▶ Set task: Give back the records below exactly, every one, with no pictures.

--------

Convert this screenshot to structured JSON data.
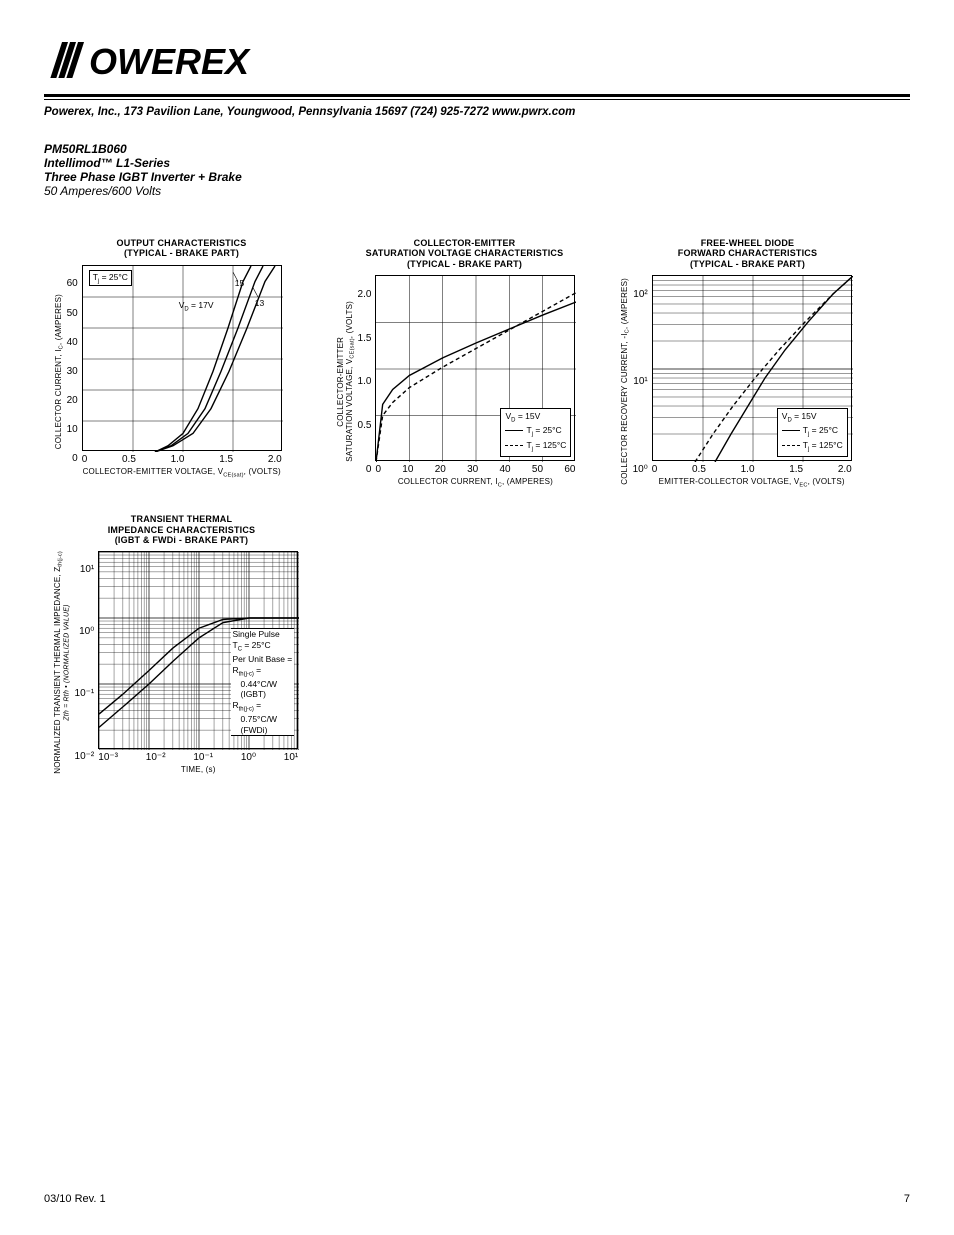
{
  "header": {
    "logo_text": "POWEREX",
    "contact": "Powerex, Inc., 173 Pavilion Lane, Youngwood, Pennsylvania  15697   (724) 925-7272  www.pwrx.com"
  },
  "part": {
    "number": "PM50RL1B060",
    "series": "Intellimod™  L1-Series",
    "desc": "Three Phase IGBT Inverter + Brake",
    "rating": "50 Amperes/600 Volts"
  },
  "chart1": {
    "title_l1": "OUTPUT CHARACTERISTICS",
    "title_l2": "(TYPICAL - BRAKE PART)",
    "ylabel": "COLLECTOR CURRENT, I",
    "ylabel_sub": "C",
    "ylabel_unit": ", (AMPERES)",
    "xlabel": "COLLECTOR-EMITTER VOLTAGE, V",
    "xlabel_sub": "CE(sat)",
    "xlabel_unit": ", (VOLTS)",
    "xticks": [
      "0",
      "0.5",
      "1.0",
      "1.5",
      "2.0"
    ],
    "yticks": [
      "60",
      "50",
      "40",
      "30",
      "20",
      "10",
      "0"
    ],
    "xlim": [
      0,
      2.0
    ],
    "ylim": [
      0,
      60
    ],
    "annot_tj": "Tj = 25°C",
    "annot_vd": "VD = 17V",
    "annot_15": "15",
    "annot_13": "13",
    "curves": {
      "c17": [
        [
          0.72,
          0
        ],
        [
          0.85,
          2
        ],
        [
          1.0,
          6
        ],
        [
          1.15,
          14
        ],
        [
          1.3,
          26
        ],
        [
          1.45,
          40
        ],
        [
          1.6,
          55
        ],
        [
          1.68,
          60
        ]
      ],
      "c15": [
        [
          0.72,
          0
        ],
        [
          0.88,
          2
        ],
        [
          1.05,
          6
        ],
        [
          1.22,
          14
        ],
        [
          1.38,
          26
        ],
        [
          1.55,
          40
        ],
        [
          1.72,
          55
        ],
        [
          1.8,
          60
        ]
      ],
      "c13": [
        [
          0.72,
          0
        ],
        [
          0.9,
          2
        ],
        [
          1.1,
          6
        ],
        [
          1.28,
          14
        ],
        [
          1.46,
          26
        ],
        [
          1.64,
          40
        ],
        [
          1.82,
          55
        ],
        [
          1.92,
          60
        ]
      ]
    }
  },
  "chart2": {
    "title_l1": "COLLECTOR-EMITTER",
    "title_l2": "SATURATION VOLTAGE CHARACTERISTICS",
    "title_l3": "(TYPICAL - BRAKE PART)",
    "ylabel_l1": "COLLECTOR-EMITTER",
    "ylabel_l2": "SATURATION VOLTAGE, V",
    "ylabel_sub": "CE(sat)",
    "ylabel_unit": ", (VOLTS)",
    "xlabel": "COLLECTOR CURRENT, I",
    "xlabel_sub": "C",
    "xlabel_unit": ", (AMPERES)",
    "xticks": [
      "0",
      "10",
      "20",
      "30",
      "40",
      "50",
      "60"
    ],
    "yticks": [
      "2.0",
      "1.5",
      "1.0",
      "0.5",
      "0"
    ],
    "xlim": [
      0,
      60
    ],
    "ylim": [
      0,
      2.0
    ],
    "legend_vd": "VD = 15V",
    "legend_tj25": "Tj = 25°C",
    "legend_tj125": "Tj = 125°C",
    "curves": {
      "t25": [
        [
          0,
          0
        ],
        [
          2,
          0.62
        ],
        [
          5,
          0.78
        ],
        [
          10,
          0.93
        ],
        [
          20,
          1.12
        ],
        [
          30,
          1.28
        ],
        [
          40,
          1.43
        ],
        [
          50,
          1.58
        ],
        [
          60,
          1.72
        ]
      ],
      "t125": [
        [
          0,
          0
        ],
        [
          2,
          0.5
        ],
        [
          5,
          0.64
        ],
        [
          10,
          0.8
        ],
        [
          20,
          1.02
        ],
        [
          30,
          1.22
        ],
        [
          40,
          1.42
        ],
        [
          50,
          1.62
        ],
        [
          60,
          1.82
        ]
      ]
    }
  },
  "chart3": {
    "title_l1": "FREE-WHEEL DIODE",
    "title_l2": "FORWARD CHARACTERISTICS",
    "title_l3": "(TYPICAL - BRAKE PART)",
    "ylabel": "COLLECTOR RECOVERY CURRENT, -I",
    "ylabel_sub": "C",
    "ylabel_unit": ", (AMPERES)",
    "xlabel": "EMITTER-COLLECTOR VOLTAGE, V",
    "xlabel_sub": "EC",
    "xlabel_unit": ", (VOLTS)",
    "xticks": [
      "0",
      "0.5",
      "1.0",
      "1.5",
      "2.0"
    ],
    "yticks": [
      "10²",
      "10¹",
      "10⁰"
    ],
    "ytick_vals": [
      100,
      10,
      1
    ],
    "xlim": [
      0,
      2.0
    ],
    "ylim_log": [
      1,
      100
    ],
    "legend_vd": "VD = 15V",
    "legend_tj25": "Tj = 25°C",
    "legend_tj125": "Tj = 125°C",
    "curves": {
      "t25": [
        [
          0.62,
          1
        ],
        [
          0.78,
          2
        ],
        [
          0.95,
          4
        ],
        [
          1.12,
          8
        ],
        [
          1.32,
          16
        ],
        [
          1.55,
          32
        ],
        [
          1.8,
          64
        ],
        [
          2.0,
          100
        ]
      ],
      "t125": [
        [
          0.42,
          1
        ],
        [
          0.6,
          2
        ],
        [
          0.8,
          4
        ],
        [
          1.02,
          8
        ],
        [
          1.26,
          16
        ],
        [
          1.52,
          32
        ],
        [
          1.8,
          64
        ],
        [
          2.0,
          100
        ]
      ]
    }
  },
  "chart4": {
    "title_l1": "TRANSIENT THERMAL",
    "title_l2": "IMPEDANCE CHARACTERISTICS",
    "title_l3": "(IGBT & FWDi - BRAKE PART)",
    "ylabel_l1": "NORMALIZED TRANSIENT THERMAL IMPEDANCE, Z",
    "ylabel_sub1": "th(j-c)",
    "ylabel_l2": "Zth = Rth • (NORMALIZED VALUE)",
    "xlabel": "TIME, (s)",
    "xticks": [
      "10⁻³",
      "10⁻²",
      "10⁻¹",
      "10⁰",
      "10¹"
    ],
    "yticks": [
      "10¹",
      "10⁰",
      "10⁻¹",
      "10⁻²"
    ],
    "xtick_vals": [
      0.001,
      0.01,
      0.1,
      1,
      10
    ],
    "ytick_vals": [
      10,
      1,
      0.1,
      0.01
    ],
    "info_l1": "Single Pulse",
    "info_l2": "TC = 25°C",
    "info_l3": "Per Unit Base =",
    "info_l4": "Rth(j-c) =",
    "info_l5": "0.44°C/W",
    "info_l6": "(IGBT)",
    "info_l7": "Rth(j-c) =",
    "info_l8": "0.75°C/W",
    "info_l9": "(FWDi)",
    "curves": {
      "igbt": [
        [
          0.001,
          0.022
        ],
        [
          0.003,
          0.045
        ],
        [
          0.01,
          0.1
        ],
        [
          0.03,
          0.22
        ],
        [
          0.1,
          0.5
        ],
        [
          0.3,
          0.85
        ],
        [
          1,
          1.0
        ],
        [
          10,
          1.0
        ]
      ],
      "fwdi": [
        [
          0.001,
          0.035
        ],
        [
          0.003,
          0.07
        ],
        [
          0.01,
          0.16
        ],
        [
          0.03,
          0.35
        ],
        [
          0.1,
          0.7
        ],
        [
          0.3,
          0.95
        ],
        [
          1,
          1.0
        ],
        [
          10,
          1.0
        ]
      ]
    }
  },
  "footer": {
    "rev": "03/10 Rev. 1",
    "page": "7"
  },
  "colors": {
    "stroke": "#000000",
    "bg": "#ffffff",
    "grid": "#000000"
  }
}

--------

▶ Completed exercise:
Convert this screenshot to structured JSON data.
{
  "header": {
    "logo_text": "POWEREX",
    "contact": "Powerex, Inc., 173 Pavilion Lane, Youngwood, Pennsylvania  15697   (724) 925-7272  www.pwrx.com"
  },
  "part": {
    "number": "PM50RL1B060",
    "series": "Intellimod™  L1-Series",
    "desc": "Three Phase IGBT Inverter + Brake",
    "rating": "50 Amperes/600 Volts"
  },
  "chart1": {
    "title_l1": "OUTPUT CHARACTERISTICS",
    "title_l2": "(TYPICAL - BRAKE PART)",
    "ylabel": "COLLECTOR CURRENT, I",
    "ylabel_sub": "C",
    "ylabel_unit": ", (AMPERES)",
    "xlabel": "COLLECTOR-EMITTER VOLTAGE, V",
    "xlabel_sub": "CE(sat)",
    "xlabel_unit": ", (VOLTS)",
    "xticks": [
      "0",
      "0.5",
      "1.0",
      "1.5",
      "2.0"
    ],
    "yticks": [
      "60",
      "50",
      "40",
      "30",
      "20",
      "10",
      "0"
    ],
    "xlim": [
      0,
      2.0
    ],
    "ylim": [
      0,
      60
    ],
    "annot_tj": "Tj = 25°C",
    "annot_vd": "VD = 17V",
    "annot_15": "15",
    "annot_13": "13",
    "curves": {
      "c17": [
        [
          0.72,
          0
        ],
        [
          0.85,
          2
        ],
        [
          1.0,
          6
        ],
        [
          1.15,
          14
        ],
        [
          1.3,
          26
        ],
        [
          1.45,
          40
        ],
        [
          1.6,
          55
        ],
        [
          1.68,
          60
        ]
      ],
      "c15": [
        [
          0.72,
          0
        ],
        [
          0.88,
          2
        ],
        [
          1.05,
          6
        ],
        [
          1.22,
          14
        ],
        [
          1.38,
          26
        ],
        [
          1.55,
          40
        ],
        [
          1.72,
          55
        ],
        [
          1.8,
          60
        ]
      ],
      "c13": [
        [
          0.72,
          0
        ],
        [
          0.9,
          2
        ],
        [
          1.1,
          6
        ],
        [
          1.28,
          14
        ],
        [
          1.46,
          26
        ],
        [
          1.64,
          40
        ],
        [
          1.82,
          55
        ],
        [
          1.92,
          60
        ]
      ]
    }
  },
  "chart2": {
    "title_l1": "COLLECTOR-EMITTER",
    "title_l2": "SATURATION VOLTAGE CHARACTERISTICS",
    "title_l3": "(TYPICAL - BRAKE PART)",
    "ylabel_l1": "COLLECTOR-EMITTER",
    "ylabel_l2": "SATURATION VOLTAGE, V",
    "ylabel_sub": "CE(sat)",
    "ylabel_unit": ", (VOLTS)",
    "xlabel": "COLLECTOR CURRENT, I",
    "xlabel_sub": "C",
    "xlabel_unit": ", (AMPERES)",
    "xticks": [
      "0",
      "10",
      "20",
      "30",
      "40",
      "50",
      "60"
    ],
    "yticks": [
      "2.0",
      "1.5",
      "1.0",
      "0.5",
      "0"
    ],
    "xlim": [
      0,
      60
    ],
    "ylim": [
      0,
      2.0
    ],
    "legend_vd": "VD = 15V",
    "legend_tj25": "Tj = 25°C",
    "legend_tj125": "Tj = 125°C",
    "curves": {
      "t25": [
        [
          0,
          0
        ],
        [
          2,
          0.62
        ],
        [
          5,
          0.78
        ],
        [
          10,
          0.93
        ],
        [
          20,
          1.12
        ],
        [
          30,
          1.28
        ],
        [
          40,
          1.43
        ],
        [
          50,
          1.58
        ],
        [
          60,
          1.72
        ]
      ],
      "t125": [
        [
          0,
          0
        ],
        [
          2,
          0.5
        ],
        [
          5,
          0.64
        ],
        [
          10,
          0.8
        ],
        [
          20,
          1.02
        ],
        [
          30,
          1.22
        ],
        [
          40,
          1.42
        ],
        [
          50,
          1.62
        ],
        [
          60,
          1.82
        ]
      ]
    }
  },
  "chart3": {
    "title_l1": "FREE-WHEEL DIODE",
    "title_l2": "FORWARD CHARACTERISTICS",
    "title_l3": "(TYPICAL - BRAKE PART)",
    "ylabel": "COLLECTOR RECOVERY CURRENT, -I",
    "ylabel_sub": "C",
    "ylabel_unit": ", (AMPERES)",
    "xlabel": "EMITTER-COLLECTOR VOLTAGE, V",
    "xlabel_sub": "EC",
    "xlabel_unit": ", (VOLTS)",
    "xticks": [
      "0",
      "0.5",
      "1.0",
      "1.5",
      "2.0"
    ],
    "yticks": [
      "10²",
      "10¹",
      "10⁰"
    ],
    "ytick_vals": [
      100,
      10,
      1
    ],
    "xlim": [
      0,
      2.0
    ],
    "ylim_log": [
      1,
      100
    ],
    "legend_vd": "VD = 15V",
    "legend_tj25": "Tj = 25°C",
    "legend_tj125": "Tj = 125°C",
    "curves": {
      "t25": [
        [
          0.62,
          1
        ],
        [
          0.78,
          2
        ],
        [
          0.95,
          4
        ],
        [
          1.12,
          8
        ],
        [
          1.32,
          16
        ],
        [
          1.55,
          32
        ],
        [
          1.8,
          64
        ],
        [
          2.0,
          100
        ]
      ],
      "t125": [
        [
          0.42,
          1
        ],
        [
          0.6,
          2
        ],
        [
          0.8,
          4
        ],
        [
          1.02,
          8
        ],
        [
          1.26,
          16
        ],
        [
          1.52,
          32
        ],
        [
          1.8,
          64
        ],
        [
          2.0,
          100
        ]
      ]
    }
  },
  "chart4": {
    "title_l1": "TRANSIENT THERMAL",
    "title_l2": "IMPEDANCE CHARACTERISTICS",
    "title_l3": "(IGBT & FWDi - BRAKE PART)",
    "ylabel_l1": "NORMALIZED TRANSIENT THERMAL IMPEDANCE, Z",
    "ylabel_sub1": "th(j-c)",
    "ylabel_l2": "Zth = Rth • (NORMALIZED VALUE)",
    "xlabel": "TIME, (s)",
    "xticks": [
      "10⁻³",
      "10⁻²",
      "10⁻¹",
      "10⁰",
      "10¹"
    ],
    "yticks": [
      "10¹",
      "10⁰",
      "10⁻¹",
      "10⁻²"
    ],
    "xtick_vals": [
      0.001,
      0.01,
      0.1,
      1,
      10
    ],
    "ytick_vals": [
      10,
      1,
      0.1,
      0.01
    ],
    "info_l1": "Single Pulse",
    "info_l2": "TC = 25°C",
    "info_l3": "Per Unit Base =",
    "info_l4": "Rth(j-c) =",
    "info_l5": "0.44°C/W",
    "info_l6": "(IGBT)",
    "info_l7": "Rth(j-c) =",
    "info_l8": "0.75°C/W",
    "info_l9": "(FWDi)",
    "curves": {
      "igbt": [
        [
          0.001,
          0.022
        ],
        [
          0.003,
          0.045
        ],
        [
          0.01,
          0.1
        ],
        [
          0.03,
          0.22
        ],
        [
          0.1,
          0.5
        ],
        [
          0.3,
          0.85
        ],
        [
          1,
          1.0
        ],
        [
          10,
          1.0
        ]
      ],
      "fwdi": [
        [
          0.001,
          0.035
        ],
        [
          0.003,
          0.07
        ],
        [
          0.01,
          0.16
        ],
        [
          0.03,
          0.35
        ],
        [
          0.1,
          0.7
        ],
        [
          0.3,
          0.95
        ],
        [
          1,
          1.0
        ],
        [
          10,
          1.0
        ]
      ]
    }
  },
  "footer": {
    "rev": "03/10 Rev. 1",
    "page": "7"
  },
  "colors": {
    "stroke": "#000000",
    "bg": "#ffffff",
    "grid": "#000000"
  }
}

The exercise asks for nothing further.